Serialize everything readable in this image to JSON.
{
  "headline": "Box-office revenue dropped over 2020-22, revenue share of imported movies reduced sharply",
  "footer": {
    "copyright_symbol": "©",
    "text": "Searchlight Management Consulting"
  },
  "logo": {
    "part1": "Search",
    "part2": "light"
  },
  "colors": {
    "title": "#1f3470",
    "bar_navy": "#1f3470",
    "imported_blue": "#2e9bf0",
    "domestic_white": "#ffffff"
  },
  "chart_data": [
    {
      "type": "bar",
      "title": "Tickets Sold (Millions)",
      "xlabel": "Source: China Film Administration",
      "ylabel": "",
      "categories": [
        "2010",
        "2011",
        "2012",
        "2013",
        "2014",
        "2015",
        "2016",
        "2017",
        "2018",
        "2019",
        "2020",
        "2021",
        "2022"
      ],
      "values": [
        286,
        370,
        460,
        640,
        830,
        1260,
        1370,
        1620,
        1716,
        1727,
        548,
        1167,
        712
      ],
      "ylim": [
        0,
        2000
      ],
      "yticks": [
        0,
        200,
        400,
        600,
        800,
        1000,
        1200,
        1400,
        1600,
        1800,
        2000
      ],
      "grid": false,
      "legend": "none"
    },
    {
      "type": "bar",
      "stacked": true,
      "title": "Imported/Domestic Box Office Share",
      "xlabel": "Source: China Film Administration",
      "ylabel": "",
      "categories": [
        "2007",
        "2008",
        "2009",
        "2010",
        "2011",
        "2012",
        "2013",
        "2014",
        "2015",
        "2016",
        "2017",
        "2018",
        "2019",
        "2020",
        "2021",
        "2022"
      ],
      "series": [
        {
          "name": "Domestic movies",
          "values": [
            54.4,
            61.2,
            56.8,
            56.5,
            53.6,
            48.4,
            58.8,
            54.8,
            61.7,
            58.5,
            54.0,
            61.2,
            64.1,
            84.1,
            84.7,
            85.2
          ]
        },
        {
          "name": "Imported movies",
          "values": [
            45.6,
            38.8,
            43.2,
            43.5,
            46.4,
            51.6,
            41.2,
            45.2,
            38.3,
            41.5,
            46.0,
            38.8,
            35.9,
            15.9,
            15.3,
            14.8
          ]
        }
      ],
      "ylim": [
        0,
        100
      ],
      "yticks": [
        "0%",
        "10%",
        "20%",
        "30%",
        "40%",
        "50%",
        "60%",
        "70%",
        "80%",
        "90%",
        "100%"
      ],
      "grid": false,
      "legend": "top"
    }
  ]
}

....

To do:
Copy out all of the lines above exactly.

Task output:
Serialize everything readable in this image to JSON.
{
  "headline": "Box-office revenue dropped over 2020-22, revenue share of imported movies reduced sharply",
  "footer": {
    "copyright_symbol": "©",
    "text": "Searchlight Management Consulting"
  },
  "logo": {
    "part1": "Search",
    "part2": "light"
  },
  "colors": {
    "title": "#1f3470",
    "bar_navy": "#1f3470",
    "imported_blue": "#2e9bf0",
    "domestic_white": "#ffffff"
  },
  "chart_data": [
    {
      "type": "bar",
      "title": "Tickets Sold (Millions)",
      "xlabel": "Source: China Film Administration",
      "ylabel": "",
      "categories": [
        "2010",
        "2011",
        "2012",
        "2013",
        "2014",
        "2015",
        "2016",
        "2017",
        "2018",
        "2019",
        "2020",
        "2021",
        "2022"
      ],
      "values": [
        286,
        370,
        460,
        640,
        830,
        1260,
        1370,
        1620,
        1716,
        1727,
        548,
        1167,
        712
      ],
      "ylim": [
        0,
        2000
      ],
      "yticks": [
        0,
        200,
        400,
        600,
        800,
        1000,
        1200,
        1400,
        1600,
        1800,
        2000
      ],
      "grid": false,
      "legend": "none"
    },
    {
      "type": "bar",
      "stacked": true,
      "title": "Imported/Domestic Box Office Share",
      "xlabel": "Source: China Film Administration",
      "ylabel": "",
      "categories": [
        "2007",
        "2008",
        "2009",
        "2010",
        "2011",
        "2012",
        "2013",
        "2014",
        "2015",
        "2016",
        "2017",
        "2018",
        "2019",
        "2020",
        "2021",
        "2022"
      ],
      "series": [
        {
          "name": "Domestic movies",
          "values": [
            54.4,
            61.2,
            56.8,
            56.5,
            53.6,
            48.4,
            58.8,
            54.8,
            61.7,
            58.5,
            54.0,
            61.2,
            64.1,
            84.1,
            84.7,
            85.2
          ]
        },
        {
          "name": "Imported movies",
          "values": [
            45.6,
            38.8,
            43.2,
            43.5,
            46.4,
            51.6,
            41.2,
            45.2,
            38.3,
            41.5,
            46.0,
            38.8,
            35.9,
            15.9,
            15.3,
            14.8
          ]
        }
      ],
      "ylim": [
        0,
        100
      ],
      "yticks": [
        "0%",
        "10%",
        "20%",
        "30%",
        "40%",
        "50%",
        "60%",
        "70%",
        "80%",
        "90%",
        "100%"
      ],
      "grid": false,
      "legend": "top"
    }
  ]
}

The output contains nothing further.